++++ Exercise material
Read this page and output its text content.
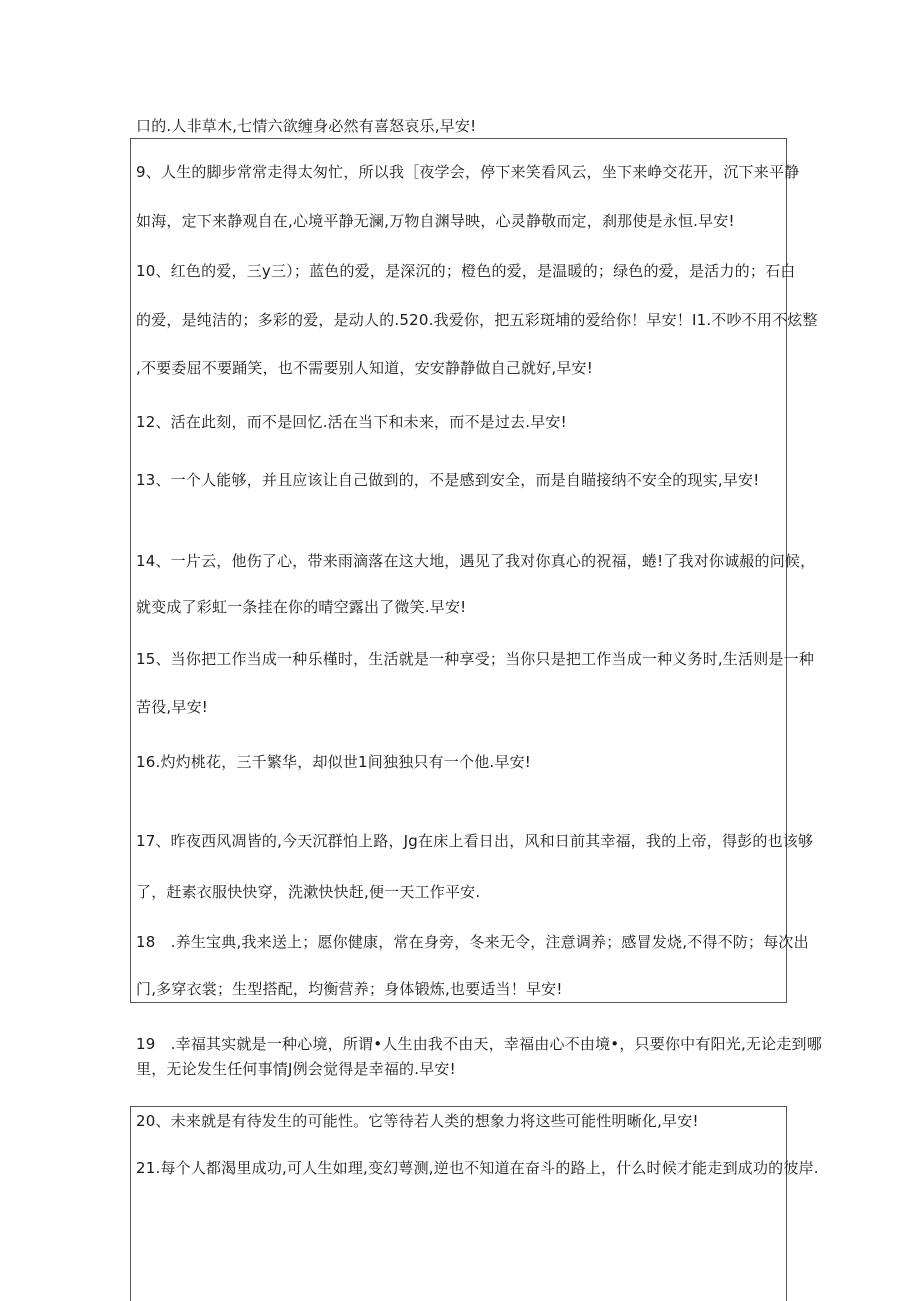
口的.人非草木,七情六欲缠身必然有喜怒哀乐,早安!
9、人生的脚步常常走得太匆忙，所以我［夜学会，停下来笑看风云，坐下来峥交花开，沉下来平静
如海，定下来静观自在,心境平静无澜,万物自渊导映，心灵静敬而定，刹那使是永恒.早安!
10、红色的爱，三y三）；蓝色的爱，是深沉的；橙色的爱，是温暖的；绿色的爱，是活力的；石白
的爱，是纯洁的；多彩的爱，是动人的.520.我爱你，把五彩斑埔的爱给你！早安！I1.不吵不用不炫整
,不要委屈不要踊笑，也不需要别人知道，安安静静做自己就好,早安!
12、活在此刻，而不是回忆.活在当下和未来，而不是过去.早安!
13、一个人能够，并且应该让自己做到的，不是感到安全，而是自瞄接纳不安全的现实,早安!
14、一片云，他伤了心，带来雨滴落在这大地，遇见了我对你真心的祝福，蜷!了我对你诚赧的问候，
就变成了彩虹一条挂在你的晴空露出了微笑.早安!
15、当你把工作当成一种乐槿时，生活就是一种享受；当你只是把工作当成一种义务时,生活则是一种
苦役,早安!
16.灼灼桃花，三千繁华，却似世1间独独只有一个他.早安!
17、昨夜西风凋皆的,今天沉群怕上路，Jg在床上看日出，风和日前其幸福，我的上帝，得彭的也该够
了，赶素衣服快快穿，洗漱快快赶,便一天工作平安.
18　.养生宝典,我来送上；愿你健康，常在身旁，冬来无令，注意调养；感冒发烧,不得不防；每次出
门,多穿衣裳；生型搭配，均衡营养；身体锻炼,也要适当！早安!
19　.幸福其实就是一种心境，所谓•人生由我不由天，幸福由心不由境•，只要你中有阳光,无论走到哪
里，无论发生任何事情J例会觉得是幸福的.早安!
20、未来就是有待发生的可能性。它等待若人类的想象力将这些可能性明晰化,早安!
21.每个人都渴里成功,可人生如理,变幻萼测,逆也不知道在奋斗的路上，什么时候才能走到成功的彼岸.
++++++++
++++ Exercise material
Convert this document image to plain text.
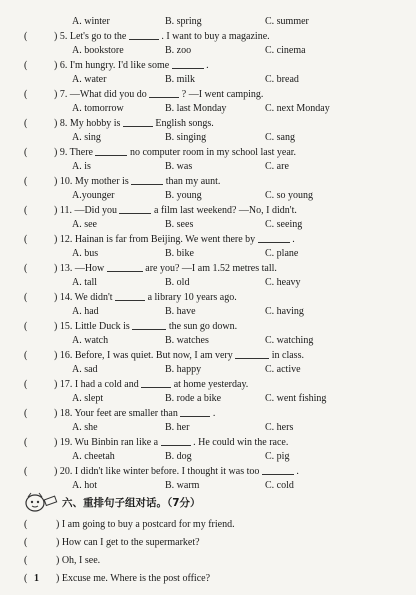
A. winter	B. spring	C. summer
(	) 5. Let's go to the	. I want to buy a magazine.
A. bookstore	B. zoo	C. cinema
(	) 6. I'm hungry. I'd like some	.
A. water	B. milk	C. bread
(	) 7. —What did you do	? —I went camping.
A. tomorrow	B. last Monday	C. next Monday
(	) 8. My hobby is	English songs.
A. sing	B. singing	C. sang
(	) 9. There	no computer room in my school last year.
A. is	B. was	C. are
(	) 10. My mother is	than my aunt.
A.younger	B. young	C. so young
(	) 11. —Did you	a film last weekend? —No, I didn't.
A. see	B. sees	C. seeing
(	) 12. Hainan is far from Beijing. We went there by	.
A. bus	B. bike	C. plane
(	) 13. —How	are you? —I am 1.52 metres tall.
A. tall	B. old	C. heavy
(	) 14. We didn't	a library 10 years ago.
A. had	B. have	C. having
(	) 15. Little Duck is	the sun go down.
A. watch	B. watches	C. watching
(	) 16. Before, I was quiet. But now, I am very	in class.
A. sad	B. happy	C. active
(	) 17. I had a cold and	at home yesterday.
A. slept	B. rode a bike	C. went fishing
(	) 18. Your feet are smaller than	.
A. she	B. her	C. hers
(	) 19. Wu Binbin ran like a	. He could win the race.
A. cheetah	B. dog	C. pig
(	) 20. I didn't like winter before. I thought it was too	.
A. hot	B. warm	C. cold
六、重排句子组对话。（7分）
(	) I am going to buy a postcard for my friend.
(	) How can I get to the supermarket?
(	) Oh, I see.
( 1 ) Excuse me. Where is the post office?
++++++++
Requirements:
Copy every line in the records above that contains the word "cold".

Solution:
(	) 17. I had a cold and	at home yesterday.
A. hot	B. warm	C. cold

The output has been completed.